◆ 原文抜粋 ◆
>>>

[Pre cap]AWS re:Invent 2025 に向けて:昨年のSaaSワークショップ振り返り

AWS re:Invent 2025の申し込みがそろそろ始まる頃かと思います。
そこで、昨年のSaaS関連ワークショップをいくつか紹介し、今年どのワークショップに参加するか検討する際の参考になれば幸いです。
昨年の内容を知ることで、最新のワークショップを見つけることができると思います。
※ワークショップはセッションのように公開されておらず、昨年参加できなかったワークショップはwebから見つけてきたものもあるので、一部間違いがあるかもしれません。ご了承ください。


Workshop 一覧


SAS301 - Solving the SaaS cost-per-tenant puzzle: An inside look

マルチテナントSaaS運営で多くの開発者が直面する「テナント別コストの見えにくさ」についてのアプローチを紹介します。
共有リソース環境ではインフラのタグ付けだけでは不十分で、アプリケーションが自ら利用状況を記録する「プールモデル」でどのように計測するかを知る必要があります。

まずはAPIログなどを活用した「粗粒度メトリクス」で大まかな傾向を把握し、必要に応じてLambda Extensionsなどを用いた「細粒度メトリクス」へ発展させることで、従量課金モデルにも対応できる手法を紹介しています。


SAS304 - Inside the SaaS Builder Toolkit: A hands-on deep dive [REPEAT]

AWSが提供する「SaaS Builder Toolkit (SBT)」は、マルチテナント管理や請求処理などの複雑な定型作業を、再利用可能なコンポーネントとして標準化したツールキットです。SBTが提示する「コントロールプレーン」と「アプリケーションプレーン」の分離、EventBridgeによるイベント駆動の疎結合設計、ScriptJobによる自動プロビジョニング、そして請求・認証を抽象化するプラグインアーキテクチャを紹介しています。


SAS402 - SaaS survivor: Building a rich multi-tenant operations experience

マルチテナントSaaSの運用・分析方法を紹介しています。
テナントベースでメトリクスやログを管理する方法、うるさい隣人問題(noisy neighbor)を防ぎワークロードの公平性を確保する方法、
「あるテナントが他のテナントのデータに絶対にアクセスできない」状態をコードで保証する手法などを解説します。
さらに、アクセス防止だけでなくプロアクティブな監視・対策の実装方法も学びます。


SAS403 - SaaS microservices deep dive: Multi-tenancy meets microservice

開発者がセキュアでスケーラブルなSaaSアプリケーションプレーンを構築できるよう、テナント分離をコードではなくIAM層で強制する「サイドカーTVM」や、
Istioによるインフラレベルのルーティング、JWTを用いた一貫したテナントコンテキスト伝播などを紹介しています。

「サイドカーTVM」は各マイクロサービスの隣で動作し、IAMポリシーによってテナントごとのアクセスを厳密に制御する仕組みです。
さらに、Amazon Verified Permissionsによる認可ロジックの外部化や、テナント別メトリクス分析によるビジネスインサイトの獲得方法も紹介しています。

<<<

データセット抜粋
>>>

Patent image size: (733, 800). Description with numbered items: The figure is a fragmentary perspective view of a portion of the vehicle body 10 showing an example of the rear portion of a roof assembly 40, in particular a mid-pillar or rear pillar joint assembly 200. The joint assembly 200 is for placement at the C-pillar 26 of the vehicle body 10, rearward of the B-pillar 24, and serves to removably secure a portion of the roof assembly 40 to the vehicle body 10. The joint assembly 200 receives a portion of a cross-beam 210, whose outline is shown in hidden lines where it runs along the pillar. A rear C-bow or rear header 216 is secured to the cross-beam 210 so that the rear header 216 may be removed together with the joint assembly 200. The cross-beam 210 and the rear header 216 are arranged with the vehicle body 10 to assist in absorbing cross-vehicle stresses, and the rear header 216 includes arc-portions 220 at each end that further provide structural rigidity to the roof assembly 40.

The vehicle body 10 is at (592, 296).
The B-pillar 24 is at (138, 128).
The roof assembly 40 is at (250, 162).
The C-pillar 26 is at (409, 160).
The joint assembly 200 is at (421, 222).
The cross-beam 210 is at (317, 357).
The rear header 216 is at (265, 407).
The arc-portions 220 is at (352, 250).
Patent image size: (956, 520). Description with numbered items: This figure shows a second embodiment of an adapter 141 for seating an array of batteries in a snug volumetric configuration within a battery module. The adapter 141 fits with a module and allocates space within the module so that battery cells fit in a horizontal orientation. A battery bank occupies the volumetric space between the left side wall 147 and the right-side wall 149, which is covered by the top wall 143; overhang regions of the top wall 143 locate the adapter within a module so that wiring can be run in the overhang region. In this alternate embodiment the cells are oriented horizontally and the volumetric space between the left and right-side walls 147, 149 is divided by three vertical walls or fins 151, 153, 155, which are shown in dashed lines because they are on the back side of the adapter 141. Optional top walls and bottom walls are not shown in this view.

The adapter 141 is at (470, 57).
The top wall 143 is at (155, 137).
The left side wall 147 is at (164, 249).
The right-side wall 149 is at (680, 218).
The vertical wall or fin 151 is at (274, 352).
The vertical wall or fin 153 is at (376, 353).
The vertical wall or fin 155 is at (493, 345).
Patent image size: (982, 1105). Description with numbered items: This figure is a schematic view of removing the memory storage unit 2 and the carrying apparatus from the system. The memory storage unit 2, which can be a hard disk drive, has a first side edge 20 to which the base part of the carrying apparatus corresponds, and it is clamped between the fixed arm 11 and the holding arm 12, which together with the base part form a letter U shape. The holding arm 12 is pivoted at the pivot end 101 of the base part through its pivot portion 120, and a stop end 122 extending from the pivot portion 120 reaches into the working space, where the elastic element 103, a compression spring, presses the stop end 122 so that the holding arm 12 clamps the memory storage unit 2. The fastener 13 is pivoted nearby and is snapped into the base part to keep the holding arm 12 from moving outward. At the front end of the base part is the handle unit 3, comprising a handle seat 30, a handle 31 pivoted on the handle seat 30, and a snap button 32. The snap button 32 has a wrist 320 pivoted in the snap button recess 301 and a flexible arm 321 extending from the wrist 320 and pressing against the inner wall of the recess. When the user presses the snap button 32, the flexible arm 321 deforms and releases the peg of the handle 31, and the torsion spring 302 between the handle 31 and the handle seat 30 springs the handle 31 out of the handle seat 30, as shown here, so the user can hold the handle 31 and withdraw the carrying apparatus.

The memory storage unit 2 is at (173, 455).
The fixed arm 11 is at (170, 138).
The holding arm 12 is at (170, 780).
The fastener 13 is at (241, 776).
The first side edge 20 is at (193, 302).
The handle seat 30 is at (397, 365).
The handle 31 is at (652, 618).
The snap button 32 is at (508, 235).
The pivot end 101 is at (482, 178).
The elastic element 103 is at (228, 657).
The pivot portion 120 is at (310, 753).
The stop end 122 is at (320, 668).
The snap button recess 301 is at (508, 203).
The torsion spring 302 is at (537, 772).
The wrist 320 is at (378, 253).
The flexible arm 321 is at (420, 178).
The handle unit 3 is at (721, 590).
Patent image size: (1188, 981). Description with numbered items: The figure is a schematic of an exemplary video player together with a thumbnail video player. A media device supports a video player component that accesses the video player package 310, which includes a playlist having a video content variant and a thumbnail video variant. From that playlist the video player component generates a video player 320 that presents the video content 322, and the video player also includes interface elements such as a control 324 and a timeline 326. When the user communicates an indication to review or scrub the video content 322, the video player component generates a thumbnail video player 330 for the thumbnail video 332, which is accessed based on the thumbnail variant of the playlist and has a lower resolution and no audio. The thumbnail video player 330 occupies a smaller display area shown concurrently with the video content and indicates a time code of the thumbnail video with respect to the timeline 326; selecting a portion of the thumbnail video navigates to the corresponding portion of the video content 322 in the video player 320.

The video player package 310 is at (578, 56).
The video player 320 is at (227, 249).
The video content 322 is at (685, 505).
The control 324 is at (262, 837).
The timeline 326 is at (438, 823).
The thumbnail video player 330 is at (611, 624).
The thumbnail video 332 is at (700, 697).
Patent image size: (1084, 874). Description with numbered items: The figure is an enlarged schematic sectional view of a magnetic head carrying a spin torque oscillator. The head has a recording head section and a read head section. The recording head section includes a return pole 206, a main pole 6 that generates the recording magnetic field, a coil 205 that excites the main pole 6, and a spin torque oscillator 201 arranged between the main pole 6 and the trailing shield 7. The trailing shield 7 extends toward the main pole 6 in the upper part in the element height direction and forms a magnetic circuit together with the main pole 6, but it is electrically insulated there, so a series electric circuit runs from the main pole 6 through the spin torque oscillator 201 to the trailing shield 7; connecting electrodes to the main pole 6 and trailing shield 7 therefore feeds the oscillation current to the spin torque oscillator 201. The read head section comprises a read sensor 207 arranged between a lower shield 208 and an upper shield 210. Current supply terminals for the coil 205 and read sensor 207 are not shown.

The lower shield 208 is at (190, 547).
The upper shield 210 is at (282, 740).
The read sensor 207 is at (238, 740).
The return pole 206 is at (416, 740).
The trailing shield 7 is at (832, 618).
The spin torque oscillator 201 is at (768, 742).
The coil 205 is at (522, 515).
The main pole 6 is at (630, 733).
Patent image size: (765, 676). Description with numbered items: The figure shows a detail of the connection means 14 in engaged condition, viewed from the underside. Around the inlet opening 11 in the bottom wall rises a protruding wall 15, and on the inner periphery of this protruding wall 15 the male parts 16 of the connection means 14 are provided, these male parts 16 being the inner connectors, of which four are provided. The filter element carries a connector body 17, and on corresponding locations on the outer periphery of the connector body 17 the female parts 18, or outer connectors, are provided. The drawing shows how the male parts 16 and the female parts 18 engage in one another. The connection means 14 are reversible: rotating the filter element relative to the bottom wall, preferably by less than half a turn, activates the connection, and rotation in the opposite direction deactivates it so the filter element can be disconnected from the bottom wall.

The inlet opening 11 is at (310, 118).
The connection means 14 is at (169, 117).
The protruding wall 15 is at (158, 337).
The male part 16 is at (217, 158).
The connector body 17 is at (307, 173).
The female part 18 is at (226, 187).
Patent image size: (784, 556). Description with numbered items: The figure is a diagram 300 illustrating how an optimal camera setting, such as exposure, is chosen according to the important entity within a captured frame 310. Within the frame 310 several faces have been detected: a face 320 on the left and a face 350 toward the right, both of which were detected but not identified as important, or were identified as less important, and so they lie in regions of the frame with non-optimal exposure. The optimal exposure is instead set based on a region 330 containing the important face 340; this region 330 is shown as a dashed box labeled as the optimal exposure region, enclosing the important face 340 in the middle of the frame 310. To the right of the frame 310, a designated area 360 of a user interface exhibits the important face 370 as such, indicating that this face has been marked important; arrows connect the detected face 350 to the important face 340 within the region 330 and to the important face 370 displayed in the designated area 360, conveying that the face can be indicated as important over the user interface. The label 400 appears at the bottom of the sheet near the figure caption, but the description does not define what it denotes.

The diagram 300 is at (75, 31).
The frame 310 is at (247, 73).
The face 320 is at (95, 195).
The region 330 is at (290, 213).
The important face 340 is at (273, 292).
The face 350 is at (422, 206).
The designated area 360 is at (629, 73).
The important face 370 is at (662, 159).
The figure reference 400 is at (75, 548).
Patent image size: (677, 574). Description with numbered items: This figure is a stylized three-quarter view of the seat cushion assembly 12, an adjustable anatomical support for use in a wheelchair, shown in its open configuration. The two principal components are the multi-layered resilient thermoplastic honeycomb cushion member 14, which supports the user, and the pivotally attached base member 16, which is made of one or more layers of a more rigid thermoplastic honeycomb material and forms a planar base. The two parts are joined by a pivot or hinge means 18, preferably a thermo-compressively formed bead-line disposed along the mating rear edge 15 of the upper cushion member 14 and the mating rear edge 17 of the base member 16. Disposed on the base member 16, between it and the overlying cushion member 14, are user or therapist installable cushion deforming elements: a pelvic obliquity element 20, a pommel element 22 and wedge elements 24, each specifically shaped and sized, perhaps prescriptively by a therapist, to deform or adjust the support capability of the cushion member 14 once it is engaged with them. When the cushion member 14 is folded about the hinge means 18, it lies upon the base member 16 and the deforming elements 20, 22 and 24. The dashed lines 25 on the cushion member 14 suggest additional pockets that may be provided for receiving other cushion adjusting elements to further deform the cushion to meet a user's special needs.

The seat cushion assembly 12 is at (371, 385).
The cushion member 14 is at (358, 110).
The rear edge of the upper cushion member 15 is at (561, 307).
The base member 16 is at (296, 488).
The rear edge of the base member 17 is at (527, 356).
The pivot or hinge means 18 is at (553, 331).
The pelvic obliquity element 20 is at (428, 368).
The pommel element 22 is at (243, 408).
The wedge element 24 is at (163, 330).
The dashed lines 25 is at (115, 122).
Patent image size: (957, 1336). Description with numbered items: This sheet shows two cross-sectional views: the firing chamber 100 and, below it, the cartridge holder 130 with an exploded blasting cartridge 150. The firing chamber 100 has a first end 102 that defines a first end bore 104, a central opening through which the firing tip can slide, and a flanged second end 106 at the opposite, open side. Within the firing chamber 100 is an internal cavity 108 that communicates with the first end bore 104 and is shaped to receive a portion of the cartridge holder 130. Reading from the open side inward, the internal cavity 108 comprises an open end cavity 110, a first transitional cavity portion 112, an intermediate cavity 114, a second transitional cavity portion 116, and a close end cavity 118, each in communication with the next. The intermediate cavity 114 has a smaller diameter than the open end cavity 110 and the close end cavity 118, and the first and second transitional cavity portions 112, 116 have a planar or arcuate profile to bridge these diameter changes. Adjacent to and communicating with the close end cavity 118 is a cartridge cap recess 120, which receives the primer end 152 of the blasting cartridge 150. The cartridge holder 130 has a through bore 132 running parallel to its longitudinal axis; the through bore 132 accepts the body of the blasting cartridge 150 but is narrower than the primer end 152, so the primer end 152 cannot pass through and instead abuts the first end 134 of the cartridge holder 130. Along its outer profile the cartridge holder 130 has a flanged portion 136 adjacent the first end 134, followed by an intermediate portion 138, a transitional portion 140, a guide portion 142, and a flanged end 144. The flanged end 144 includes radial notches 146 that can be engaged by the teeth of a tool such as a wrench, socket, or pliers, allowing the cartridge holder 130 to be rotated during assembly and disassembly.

<<<

◆ 課題の指示 ◆
(1) SaaSワークショップ振り返りの文章で、一部に間違いがあるかもしれないと筆者が断っているのはなぜですか。文章に書かれている理由を一〜三文で説明してください。
(2) SaaSワークショップ振り返りの文章の続きを、最後の文の後から書き継いでください。
提示した資料は、課題に取り組むうえで使う必要はありません。

◆ 解答例 ◆
(1) ワークショップはセッションのように公開されていないからです。また、筆者が昨年参加できなかったワークショップの中には、webから見つけてきたものも含まれているからです。

(2)
全体として、アプリケーションからプラットフォーム層にオフロードできる機能設計の解説となっています。


SAS404 - Automate SaaS provisioning & deployment with Kubernetes DevOps tooling

「開発者主導のインフラ(Developer-Driven Infrastructure)」という思想を、GitOpsで実現する方法を紹介しています。
単一のHelmチャートで全ティアを統一管理し、イベント駆動の自動ワークフローでゼロタッチなテナント運用を実現する方法やECRからのイメージ削除による自己修復ロールバックや、段階的に展開する「ウェーブデプロイメント」で安全性を高める手法も紹介しています。


SAS405 - SaaS and RAG: Maximizing generative AI value in multi-tenant solutions

生成AIとRAG(Retrieval-Augmented Generation)を活用したPoC(概念実証)を、本番運用可能なマルチテナントSaaSへ発展させる際の課題を紹介しています。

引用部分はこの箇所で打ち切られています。